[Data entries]
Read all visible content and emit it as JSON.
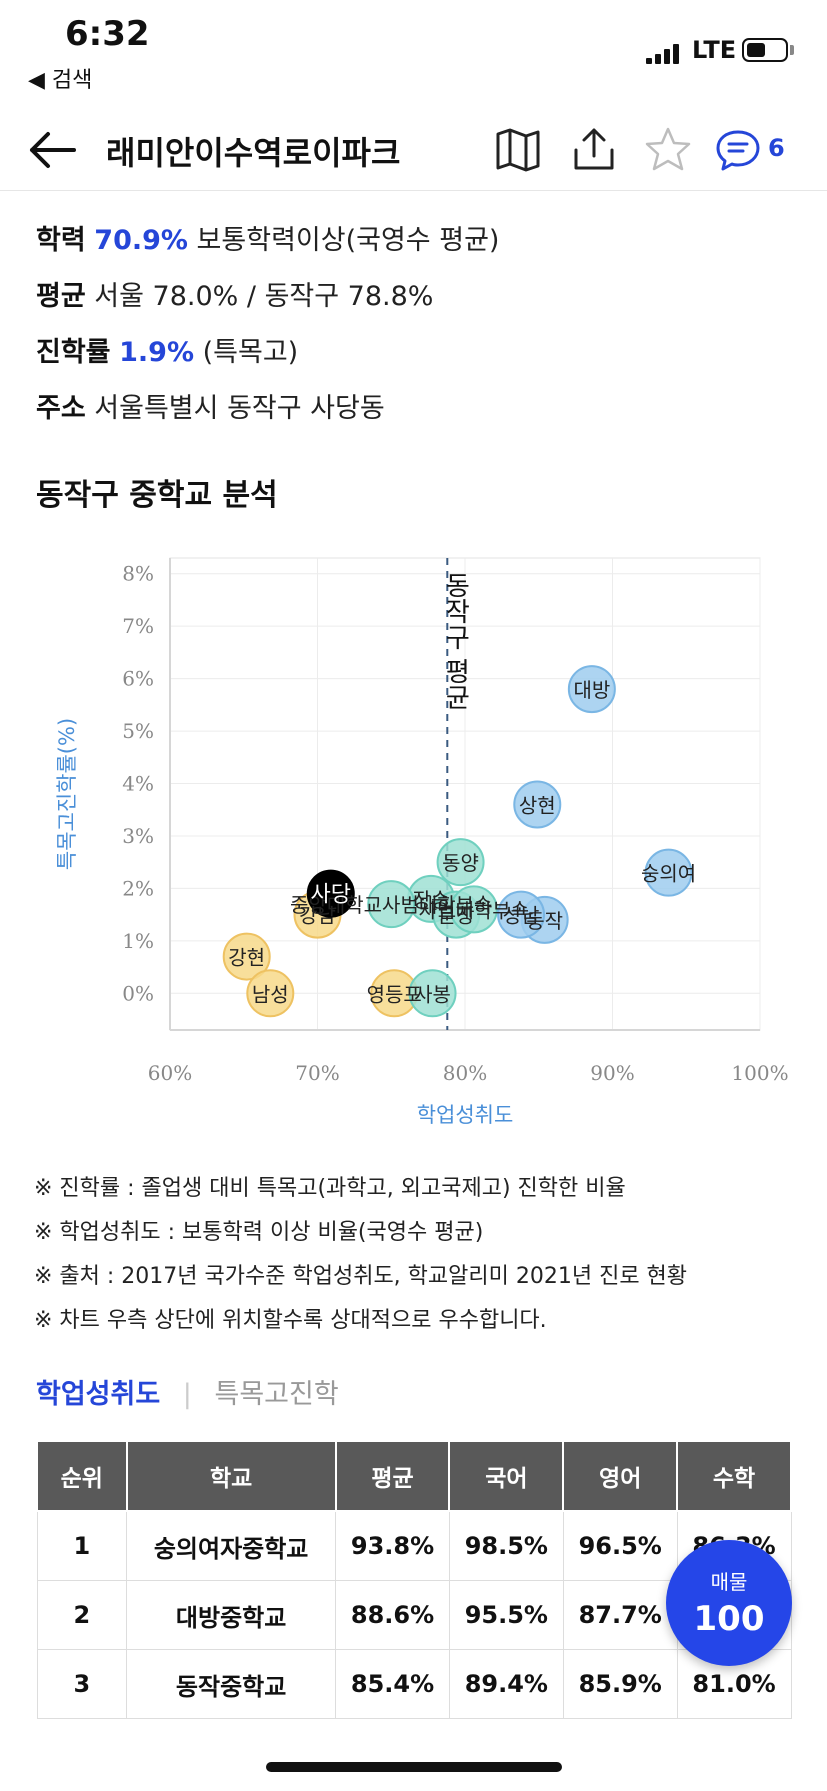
{
  "status_bar": {
    "time": "6:32",
    "back_app": "◀ 검색",
    "network": "LTE"
  },
  "header": {
    "title": "래미안이수역로이파크",
    "comment_count": "6"
  },
  "school_info": {
    "academic": {
      "label": "학력",
      "value": "70.9%",
      "suffix": "보통학력이상(국영수 평균)"
    },
    "average": {
      "label": "평균",
      "value": "서울 78.0% / 동작구 78.8%"
    },
    "advancement": {
      "label": "진학률",
      "value": "1.9%",
      "suffix": "(특목고)"
    },
    "address": {
      "label": "주소",
      "value": "서울특별시 동작구 사당동"
    }
  },
  "section_title": "동작구 중학교 분석",
  "chart_data": {
    "type": "scatter",
    "xlabel": "학업성취도",
    "ylabel": "특목고진학률(%)",
    "xlim": [
      60,
      100
    ],
    "ylim": [
      -0.7,
      8.3
    ],
    "x_ticks": [
      "60%",
      "70%",
      "80%",
      "90%",
      "100%"
    ],
    "y_ticks": [
      "0%",
      "1%",
      "2%",
      "3%",
      "4%",
      "5%",
      "6%",
      "7%",
      "8%"
    ],
    "average_line": {
      "x": 78.8,
      "label": "동작구 평균"
    },
    "grid": true,
    "legend": "none",
    "points": [
      {
        "name": "대방",
        "x": 88.6,
        "y": 5.8,
        "group": "blue"
      },
      {
        "name": "상현",
        "x": 84.9,
        "y": 3.6,
        "group": "blue"
      },
      {
        "name": "숭의여",
        "x": 93.8,
        "y": 2.3,
        "group": "blue"
      },
      {
        "name": "동작",
        "x": 85.4,
        "y": 1.4,
        "group": "blue"
      },
      {
        "name": "성남",
        "x": 83.8,
        "y": 1.5,
        "group": "blue"
      },
      {
        "name": "동양",
        "x": 79.7,
        "y": 2.5,
        "group": "teal"
      },
      {
        "name": "장승",
        "x": 77.7,
        "y": 1.8,
        "group": "teal"
      },
      {
        "name": "문창",
        "x": 79.4,
        "y": 1.5,
        "group": "teal"
      },
      {
        "name": "사범대학부속",
        "x": 80.6,
        "y": 1.6,
        "group": "teal"
      },
      {
        "name": "중앙대학교사범대학부속",
        "x": 75.0,
        "y": 1.7,
        "group": "teal"
      },
      {
        "name": "사봉",
        "x": 77.8,
        "y": 0.0,
        "group": "teal"
      },
      {
        "name": "사당",
        "x": 70.9,
        "y": 1.9,
        "group": "black"
      },
      {
        "name": "강남",
        "x": 70.0,
        "y": 1.5,
        "group": "yellow"
      },
      {
        "name": "강현",
        "x": 65.2,
        "y": 0.7,
        "group": "yellow"
      },
      {
        "name": "남성",
        "x": 66.8,
        "y": 0.0,
        "group": "yellow"
      },
      {
        "name": "영등포",
        "x": 75.2,
        "y": 0.0,
        "group": "yellow"
      }
    ],
    "colors": {
      "blue": "#9fcdee",
      "teal": "#9fe0d4",
      "yellow": "#f7d98a",
      "black": "#000000",
      "axis_label": "#4a8fd8"
    }
  },
  "notes": [
    "※ 진학률 : 졸업생 대비 특목고(과학고, 외고국제고) 진학한 비율",
    "※ 학업성취도 : 보통학력 이상 비율(국영수 평균)",
    "※ 출처 : 2017년 국가수준 학업성취도, 학교알리미 2021년 진로 현황",
    "※ 차트 우측 상단에 위치할수록 상대적으로 우수합니다."
  ],
  "tabs": {
    "active": "학업성취도",
    "separator": "|",
    "inactive": "특목고진학"
  },
  "table": {
    "headers": [
      "순위",
      "학교",
      "평균",
      "국어",
      "영어",
      "수학"
    ],
    "rows": [
      [
        "1",
        "숭의여자중학교",
        "93.8%",
        "98.5%",
        "96.5%",
        "86.3%"
      ],
      [
        "2",
        "대방중학교",
        "88.6%",
        "95.5%",
        "87.7%",
        ""
      ],
      [
        "3",
        "동작중학교",
        "85.4%",
        "89.4%",
        "85.9%",
        "81.0%"
      ]
    ]
  },
  "fab": {
    "label": "매물",
    "count": "100"
  }
}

→ WORK TO COMPLETE
Keep the pictures out and write out the records exactly.

→ RESULT FOR THIS EXERCISE
Read all visible content and emit it as JSON.
{
  "status_bar": {
    "time": "6:32",
    "back_app": "◀ 검색",
    "network": "LTE"
  },
  "header": {
    "title": "래미안이수역로이파크",
    "comment_count": "6"
  },
  "school_info": {
    "academic": {
      "label": "학력",
      "value": "70.9%",
      "suffix": "보통학력이상(국영수 평균)"
    },
    "average": {
      "label": "평균",
      "value": "서울 78.0% / 동작구 78.8%"
    },
    "advancement": {
      "label": "진학률",
      "value": "1.9%",
      "suffix": "(특목고)"
    },
    "address": {
      "label": "주소",
      "value": "서울특별시 동작구 사당동"
    }
  },
  "section_title": "동작구 중학교 분석",
  "chart_data": {
    "type": "scatter",
    "xlabel": "학업성취도",
    "ylabel": "특목고진학률(%)",
    "xlim": [
      60,
      100
    ],
    "ylim": [
      -0.7,
      8.3
    ],
    "x_ticks": [
      "60%",
      "70%",
      "80%",
      "90%",
      "100%"
    ],
    "y_ticks": [
      "0%",
      "1%",
      "2%",
      "3%",
      "4%",
      "5%",
      "6%",
      "7%",
      "8%"
    ],
    "average_line": {
      "x": 78.8,
      "label": "동작구 평균"
    },
    "grid": true,
    "legend": "none",
    "points": [
      {
        "name": "대방",
        "x": 88.6,
        "y": 5.8,
        "group": "blue"
      },
      {
        "name": "상현",
        "x": 84.9,
        "y": 3.6,
        "group": "blue"
      },
      {
        "name": "숭의여",
        "x": 93.8,
        "y": 2.3,
        "group": "blue"
      },
      {
        "name": "동작",
        "x": 85.4,
        "y": 1.4,
        "group": "blue"
      },
      {
        "name": "성남",
        "x": 83.8,
        "y": 1.5,
        "group": "blue"
      },
      {
        "name": "동양",
        "x": 79.7,
        "y": 2.5,
        "group": "teal"
      },
      {
        "name": "장승",
        "x": 77.7,
        "y": 1.8,
        "group": "teal"
      },
      {
        "name": "문창",
        "x": 79.4,
        "y": 1.5,
        "group": "teal"
      },
      {
        "name": "사범대학부속",
        "x": 80.6,
        "y": 1.6,
        "group": "teal"
      },
      {
        "name": "중앙대학교사범대학부속",
        "x": 75.0,
        "y": 1.7,
        "group": "teal"
      },
      {
        "name": "사봉",
        "x": 77.8,
        "y": 0.0,
        "group": "teal"
      },
      {
        "name": "사당",
        "x": 70.9,
        "y": 1.9,
        "group": "black"
      },
      {
        "name": "강남",
        "x": 70.0,
        "y": 1.5,
        "group": "yellow"
      },
      {
        "name": "강현",
        "x": 65.2,
        "y": 0.7,
        "group": "yellow"
      },
      {
        "name": "남성",
        "x": 66.8,
        "y": 0.0,
        "group": "yellow"
      },
      {
        "name": "영등포",
        "x": 75.2,
        "y": 0.0,
        "group": "yellow"
      }
    ],
    "colors": {
      "blue": "#9fcdee",
      "teal": "#9fe0d4",
      "yellow": "#f7d98a",
      "black": "#000000",
      "axis_label": "#4a8fd8"
    }
  },
  "notes": [
    "※ 진학률 : 졸업생 대비 특목고(과학고, 외고국제고) 진학한 비율",
    "※ 학업성취도 : 보통학력 이상 비율(국영수 평균)",
    "※ 출처 : 2017년 국가수준 학업성취도, 학교알리미 2021년 진로 현황",
    "※ 차트 우측 상단에 위치할수록 상대적으로 우수합니다."
  ],
  "tabs": {
    "active": "학업성취도",
    "separator": "|",
    "inactive": "특목고진학"
  },
  "table": {
    "headers": [
      "순위",
      "학교",
      "평균",
      "국어",
      "영어",
      "수학"
    ],
    "rows": [
      [
        "1",
        "숭의여자중학교",
        "93.8%",
        "98.5%",
        "96.5%",
        "86.3%"
      ],
      [
        "2",
        "대방중학교",
        "88.6%",
        "95.5%",
        "87.7%",
        ""
      ],
      [
        "3",
        "동작중학교",
        "85.4%",
        "89.4%",
        "85.9%",
        "81.0%"
      ]
    ]
  },
  "fab": {
    "label": "매물",
    "count": "100"
  }
}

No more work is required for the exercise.